::: Listed entries

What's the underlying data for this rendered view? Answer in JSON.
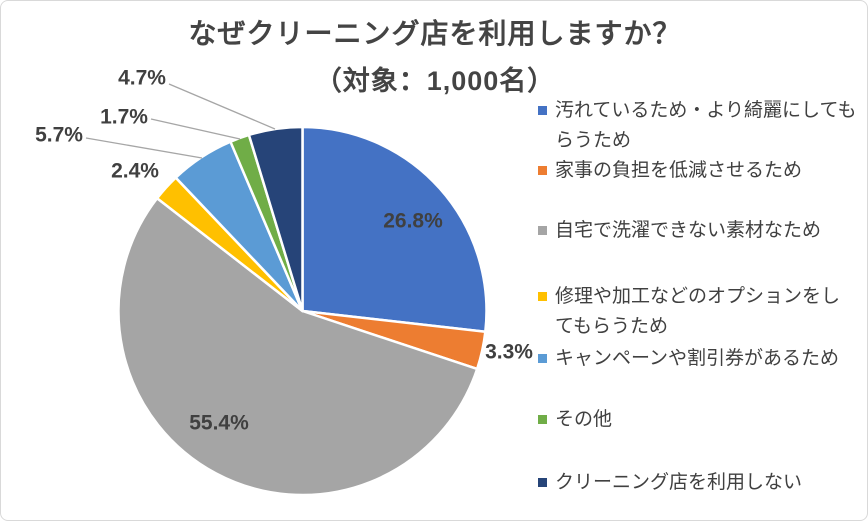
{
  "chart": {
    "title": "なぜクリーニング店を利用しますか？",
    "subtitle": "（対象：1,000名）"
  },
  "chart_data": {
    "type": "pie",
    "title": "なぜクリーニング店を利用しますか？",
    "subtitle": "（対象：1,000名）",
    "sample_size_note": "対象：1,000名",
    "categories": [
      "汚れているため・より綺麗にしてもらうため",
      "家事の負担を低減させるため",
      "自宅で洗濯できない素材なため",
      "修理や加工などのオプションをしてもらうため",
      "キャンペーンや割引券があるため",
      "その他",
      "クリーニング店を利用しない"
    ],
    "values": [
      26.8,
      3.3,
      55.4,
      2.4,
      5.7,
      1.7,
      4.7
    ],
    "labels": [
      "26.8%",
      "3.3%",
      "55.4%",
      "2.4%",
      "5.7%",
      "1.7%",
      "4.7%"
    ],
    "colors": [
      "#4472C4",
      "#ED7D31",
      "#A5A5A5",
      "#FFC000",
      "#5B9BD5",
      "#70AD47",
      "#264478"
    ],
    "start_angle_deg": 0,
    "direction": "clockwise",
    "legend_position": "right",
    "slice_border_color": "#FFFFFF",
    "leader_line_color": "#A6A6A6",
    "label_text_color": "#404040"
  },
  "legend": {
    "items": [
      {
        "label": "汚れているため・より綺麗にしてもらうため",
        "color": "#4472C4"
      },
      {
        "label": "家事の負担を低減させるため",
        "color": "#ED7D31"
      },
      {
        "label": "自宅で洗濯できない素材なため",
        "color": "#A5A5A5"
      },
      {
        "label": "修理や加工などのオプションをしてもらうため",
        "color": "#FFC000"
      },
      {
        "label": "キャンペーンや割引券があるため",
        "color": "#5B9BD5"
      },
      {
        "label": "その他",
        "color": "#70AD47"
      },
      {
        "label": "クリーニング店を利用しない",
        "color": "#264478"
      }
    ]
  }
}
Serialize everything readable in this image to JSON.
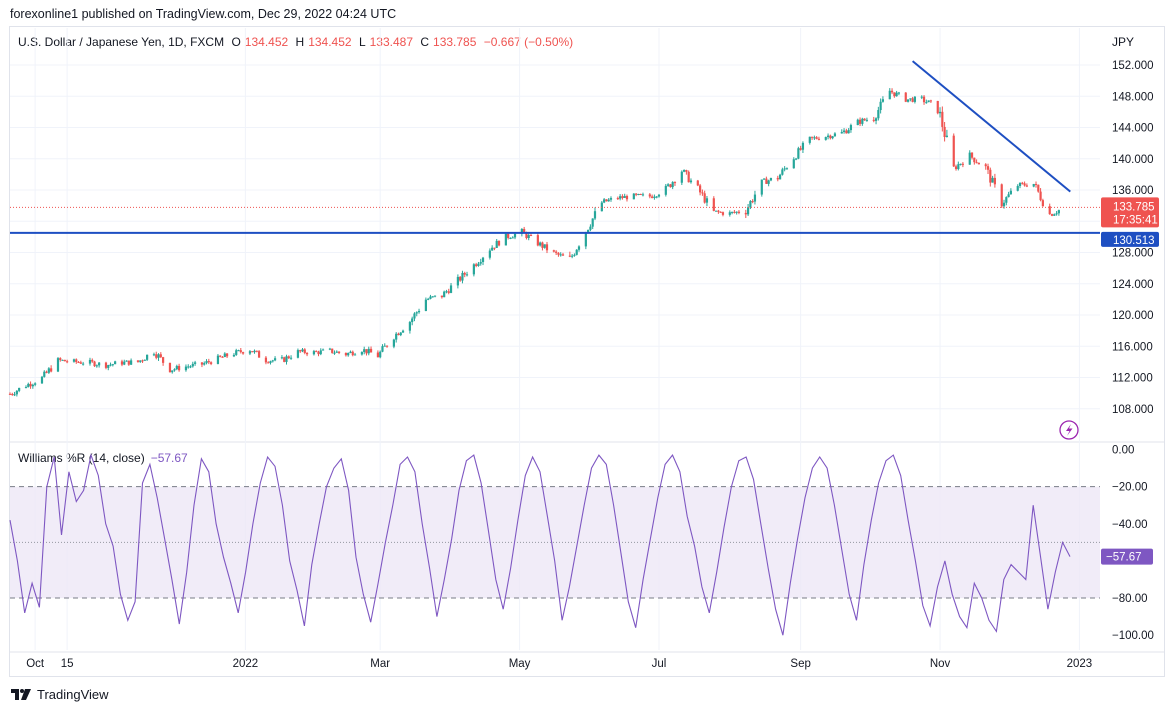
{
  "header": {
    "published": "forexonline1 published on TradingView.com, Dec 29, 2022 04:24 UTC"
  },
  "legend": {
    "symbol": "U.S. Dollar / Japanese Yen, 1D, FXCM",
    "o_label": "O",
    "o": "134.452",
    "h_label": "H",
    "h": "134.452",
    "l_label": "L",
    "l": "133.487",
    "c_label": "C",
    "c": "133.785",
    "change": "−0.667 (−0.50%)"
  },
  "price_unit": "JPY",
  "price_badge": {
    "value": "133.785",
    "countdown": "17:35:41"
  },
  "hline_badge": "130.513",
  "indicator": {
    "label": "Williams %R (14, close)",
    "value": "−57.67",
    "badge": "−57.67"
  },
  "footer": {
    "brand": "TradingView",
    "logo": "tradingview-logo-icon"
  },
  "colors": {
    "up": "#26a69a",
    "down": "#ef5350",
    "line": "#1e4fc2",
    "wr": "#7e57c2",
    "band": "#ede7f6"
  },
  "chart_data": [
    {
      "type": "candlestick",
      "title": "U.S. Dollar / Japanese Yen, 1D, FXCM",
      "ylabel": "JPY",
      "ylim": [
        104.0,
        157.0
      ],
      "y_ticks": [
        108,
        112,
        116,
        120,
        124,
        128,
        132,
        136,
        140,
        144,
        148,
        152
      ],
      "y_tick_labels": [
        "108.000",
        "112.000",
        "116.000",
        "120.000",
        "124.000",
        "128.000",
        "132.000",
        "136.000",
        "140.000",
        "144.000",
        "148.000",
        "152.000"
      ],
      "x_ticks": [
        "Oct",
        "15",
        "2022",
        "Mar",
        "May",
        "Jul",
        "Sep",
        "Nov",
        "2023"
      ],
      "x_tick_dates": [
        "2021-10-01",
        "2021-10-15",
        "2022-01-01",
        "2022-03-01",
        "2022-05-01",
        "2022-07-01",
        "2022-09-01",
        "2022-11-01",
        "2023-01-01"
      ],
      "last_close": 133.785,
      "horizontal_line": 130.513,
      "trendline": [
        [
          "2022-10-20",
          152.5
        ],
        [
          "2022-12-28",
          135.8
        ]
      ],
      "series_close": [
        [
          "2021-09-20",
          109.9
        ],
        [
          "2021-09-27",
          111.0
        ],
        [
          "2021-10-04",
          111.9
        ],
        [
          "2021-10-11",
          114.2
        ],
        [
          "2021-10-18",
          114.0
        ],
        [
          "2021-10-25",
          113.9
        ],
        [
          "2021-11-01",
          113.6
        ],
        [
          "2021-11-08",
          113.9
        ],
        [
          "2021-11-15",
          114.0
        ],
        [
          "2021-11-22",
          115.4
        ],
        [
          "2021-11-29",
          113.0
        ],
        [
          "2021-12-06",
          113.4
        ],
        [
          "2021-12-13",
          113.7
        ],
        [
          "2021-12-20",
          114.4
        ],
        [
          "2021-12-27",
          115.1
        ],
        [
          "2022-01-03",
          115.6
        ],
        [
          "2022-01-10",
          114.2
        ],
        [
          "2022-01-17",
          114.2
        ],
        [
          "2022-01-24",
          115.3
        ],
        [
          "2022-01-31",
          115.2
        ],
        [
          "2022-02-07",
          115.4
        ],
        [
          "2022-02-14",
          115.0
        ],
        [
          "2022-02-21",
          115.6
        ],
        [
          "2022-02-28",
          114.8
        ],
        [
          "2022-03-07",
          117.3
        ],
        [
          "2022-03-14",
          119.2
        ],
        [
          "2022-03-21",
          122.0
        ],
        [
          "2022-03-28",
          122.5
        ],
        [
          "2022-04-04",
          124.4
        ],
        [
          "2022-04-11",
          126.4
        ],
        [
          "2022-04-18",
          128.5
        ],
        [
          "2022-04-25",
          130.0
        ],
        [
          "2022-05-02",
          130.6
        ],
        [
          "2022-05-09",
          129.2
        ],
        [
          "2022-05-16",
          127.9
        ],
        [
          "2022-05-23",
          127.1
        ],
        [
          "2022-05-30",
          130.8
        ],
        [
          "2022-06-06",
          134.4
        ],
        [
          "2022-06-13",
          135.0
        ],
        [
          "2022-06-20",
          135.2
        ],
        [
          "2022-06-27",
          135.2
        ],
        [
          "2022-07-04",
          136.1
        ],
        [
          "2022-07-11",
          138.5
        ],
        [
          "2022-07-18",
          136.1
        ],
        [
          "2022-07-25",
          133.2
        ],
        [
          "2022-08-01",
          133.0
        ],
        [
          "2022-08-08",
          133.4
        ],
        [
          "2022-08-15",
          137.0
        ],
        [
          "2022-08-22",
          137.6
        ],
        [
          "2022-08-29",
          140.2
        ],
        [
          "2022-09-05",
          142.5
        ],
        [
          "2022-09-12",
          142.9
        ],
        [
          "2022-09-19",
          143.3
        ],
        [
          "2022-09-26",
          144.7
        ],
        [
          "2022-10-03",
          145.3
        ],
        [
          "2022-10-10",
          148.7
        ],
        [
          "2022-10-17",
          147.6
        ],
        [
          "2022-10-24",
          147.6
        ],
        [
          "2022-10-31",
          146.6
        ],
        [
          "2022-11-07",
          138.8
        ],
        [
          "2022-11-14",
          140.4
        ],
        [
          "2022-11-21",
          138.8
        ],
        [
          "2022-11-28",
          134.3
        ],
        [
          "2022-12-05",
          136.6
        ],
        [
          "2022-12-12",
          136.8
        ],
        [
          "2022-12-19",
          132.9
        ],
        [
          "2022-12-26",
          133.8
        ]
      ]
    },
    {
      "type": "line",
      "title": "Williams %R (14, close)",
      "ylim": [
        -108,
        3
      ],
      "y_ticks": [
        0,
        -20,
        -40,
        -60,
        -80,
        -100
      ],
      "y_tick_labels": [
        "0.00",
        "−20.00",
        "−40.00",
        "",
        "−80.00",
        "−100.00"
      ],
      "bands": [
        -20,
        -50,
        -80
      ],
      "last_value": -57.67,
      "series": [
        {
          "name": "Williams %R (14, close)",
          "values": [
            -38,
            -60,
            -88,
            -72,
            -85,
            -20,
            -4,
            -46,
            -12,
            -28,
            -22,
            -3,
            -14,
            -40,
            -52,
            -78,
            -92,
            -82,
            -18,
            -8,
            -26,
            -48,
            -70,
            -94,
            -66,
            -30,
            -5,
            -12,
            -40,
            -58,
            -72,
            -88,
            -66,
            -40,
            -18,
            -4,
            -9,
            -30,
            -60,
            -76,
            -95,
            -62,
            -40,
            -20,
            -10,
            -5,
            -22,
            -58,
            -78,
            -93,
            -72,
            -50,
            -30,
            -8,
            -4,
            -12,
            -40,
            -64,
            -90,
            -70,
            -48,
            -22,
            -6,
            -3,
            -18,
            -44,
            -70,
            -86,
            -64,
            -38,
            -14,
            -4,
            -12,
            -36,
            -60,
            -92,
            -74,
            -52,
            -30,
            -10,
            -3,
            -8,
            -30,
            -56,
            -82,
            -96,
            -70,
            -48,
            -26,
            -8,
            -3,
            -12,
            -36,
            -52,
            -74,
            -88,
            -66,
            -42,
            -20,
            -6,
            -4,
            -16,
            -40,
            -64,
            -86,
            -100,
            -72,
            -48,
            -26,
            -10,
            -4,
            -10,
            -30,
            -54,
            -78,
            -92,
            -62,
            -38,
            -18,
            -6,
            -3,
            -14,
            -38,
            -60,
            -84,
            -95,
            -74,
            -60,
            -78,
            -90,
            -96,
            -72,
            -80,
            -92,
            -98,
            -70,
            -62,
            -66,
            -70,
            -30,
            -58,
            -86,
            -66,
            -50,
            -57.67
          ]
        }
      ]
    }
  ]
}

::::::

In the records above, locate every line with the string "家事の負担を低減させるため" and copy it.

      "家事の負担を低減させるため",
        "label": "家事の負担を低減させるため",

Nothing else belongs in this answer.